• [ENTRIES]:
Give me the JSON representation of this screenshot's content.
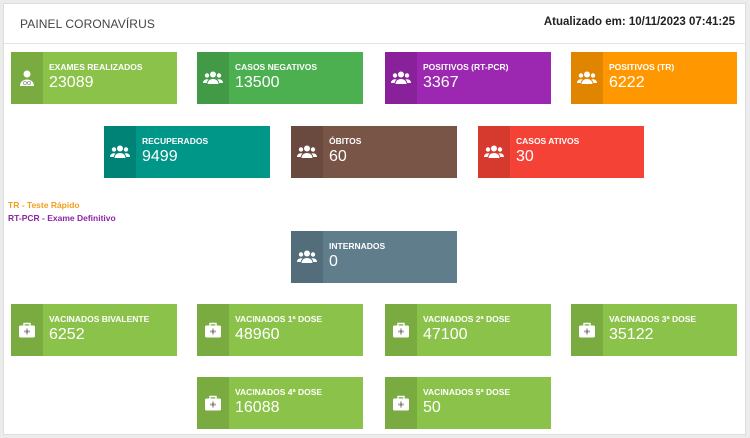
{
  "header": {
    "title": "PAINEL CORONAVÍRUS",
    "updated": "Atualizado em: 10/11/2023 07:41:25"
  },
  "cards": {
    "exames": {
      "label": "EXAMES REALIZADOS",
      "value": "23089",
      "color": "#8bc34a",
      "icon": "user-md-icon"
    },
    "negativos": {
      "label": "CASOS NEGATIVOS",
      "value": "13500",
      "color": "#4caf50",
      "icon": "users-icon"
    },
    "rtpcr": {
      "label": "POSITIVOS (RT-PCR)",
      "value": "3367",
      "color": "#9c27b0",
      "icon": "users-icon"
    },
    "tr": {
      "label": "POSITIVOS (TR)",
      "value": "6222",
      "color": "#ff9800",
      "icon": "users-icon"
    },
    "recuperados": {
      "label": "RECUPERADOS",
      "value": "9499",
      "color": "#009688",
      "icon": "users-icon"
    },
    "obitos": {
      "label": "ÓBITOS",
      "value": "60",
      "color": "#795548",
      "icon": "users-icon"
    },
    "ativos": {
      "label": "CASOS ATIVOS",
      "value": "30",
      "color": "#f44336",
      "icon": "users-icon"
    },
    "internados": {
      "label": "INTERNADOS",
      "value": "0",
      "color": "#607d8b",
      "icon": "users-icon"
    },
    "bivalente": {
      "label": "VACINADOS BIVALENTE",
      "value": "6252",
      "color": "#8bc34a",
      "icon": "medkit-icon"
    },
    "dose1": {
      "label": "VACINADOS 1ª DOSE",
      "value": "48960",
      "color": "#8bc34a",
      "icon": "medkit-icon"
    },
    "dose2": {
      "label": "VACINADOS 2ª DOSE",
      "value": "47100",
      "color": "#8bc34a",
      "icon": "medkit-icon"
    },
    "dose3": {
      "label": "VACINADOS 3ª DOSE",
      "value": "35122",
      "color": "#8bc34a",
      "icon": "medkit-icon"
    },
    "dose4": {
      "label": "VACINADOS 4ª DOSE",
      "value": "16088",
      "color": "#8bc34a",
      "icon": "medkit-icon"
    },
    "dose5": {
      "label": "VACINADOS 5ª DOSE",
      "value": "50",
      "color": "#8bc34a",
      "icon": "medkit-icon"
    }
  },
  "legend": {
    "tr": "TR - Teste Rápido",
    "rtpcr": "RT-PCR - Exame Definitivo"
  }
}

==

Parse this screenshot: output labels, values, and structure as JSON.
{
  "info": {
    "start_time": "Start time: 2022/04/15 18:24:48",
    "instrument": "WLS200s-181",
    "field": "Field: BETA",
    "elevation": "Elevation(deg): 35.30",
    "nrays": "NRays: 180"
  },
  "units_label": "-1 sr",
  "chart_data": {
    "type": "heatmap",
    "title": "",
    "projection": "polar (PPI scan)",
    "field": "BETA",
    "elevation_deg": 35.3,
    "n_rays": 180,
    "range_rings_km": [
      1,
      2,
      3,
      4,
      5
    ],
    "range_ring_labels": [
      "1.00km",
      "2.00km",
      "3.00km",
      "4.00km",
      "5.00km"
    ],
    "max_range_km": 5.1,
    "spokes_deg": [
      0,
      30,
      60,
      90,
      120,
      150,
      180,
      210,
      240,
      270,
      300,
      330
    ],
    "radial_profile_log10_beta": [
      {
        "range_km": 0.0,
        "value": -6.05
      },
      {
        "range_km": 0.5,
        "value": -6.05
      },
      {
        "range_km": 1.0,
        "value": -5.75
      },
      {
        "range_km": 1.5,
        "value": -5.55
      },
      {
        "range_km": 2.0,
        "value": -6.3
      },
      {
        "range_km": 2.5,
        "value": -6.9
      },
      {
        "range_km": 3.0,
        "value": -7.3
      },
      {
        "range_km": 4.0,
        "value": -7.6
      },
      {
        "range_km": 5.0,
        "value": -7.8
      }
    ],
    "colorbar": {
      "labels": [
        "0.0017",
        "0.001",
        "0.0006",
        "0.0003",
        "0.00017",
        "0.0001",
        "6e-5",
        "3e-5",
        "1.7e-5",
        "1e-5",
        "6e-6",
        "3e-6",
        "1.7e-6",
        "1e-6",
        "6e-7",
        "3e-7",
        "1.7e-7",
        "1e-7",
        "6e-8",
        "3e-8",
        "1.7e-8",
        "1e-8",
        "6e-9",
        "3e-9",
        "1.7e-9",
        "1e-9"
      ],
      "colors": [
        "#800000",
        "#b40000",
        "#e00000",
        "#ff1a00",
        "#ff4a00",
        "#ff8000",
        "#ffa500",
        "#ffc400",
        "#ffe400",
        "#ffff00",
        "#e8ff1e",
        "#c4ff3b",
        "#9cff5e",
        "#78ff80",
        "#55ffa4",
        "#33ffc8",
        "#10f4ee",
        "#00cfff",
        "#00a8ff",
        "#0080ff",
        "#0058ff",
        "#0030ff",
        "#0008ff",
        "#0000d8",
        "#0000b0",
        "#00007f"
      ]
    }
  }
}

• [WRITTEN REQUEST]: Which lines include the word "CASOS"? List them all.

• [ANSWER TO THE PROBLEM]:
      "label": "CASOS NEGATIVOS",
      "label": "CASOS ATIVOS",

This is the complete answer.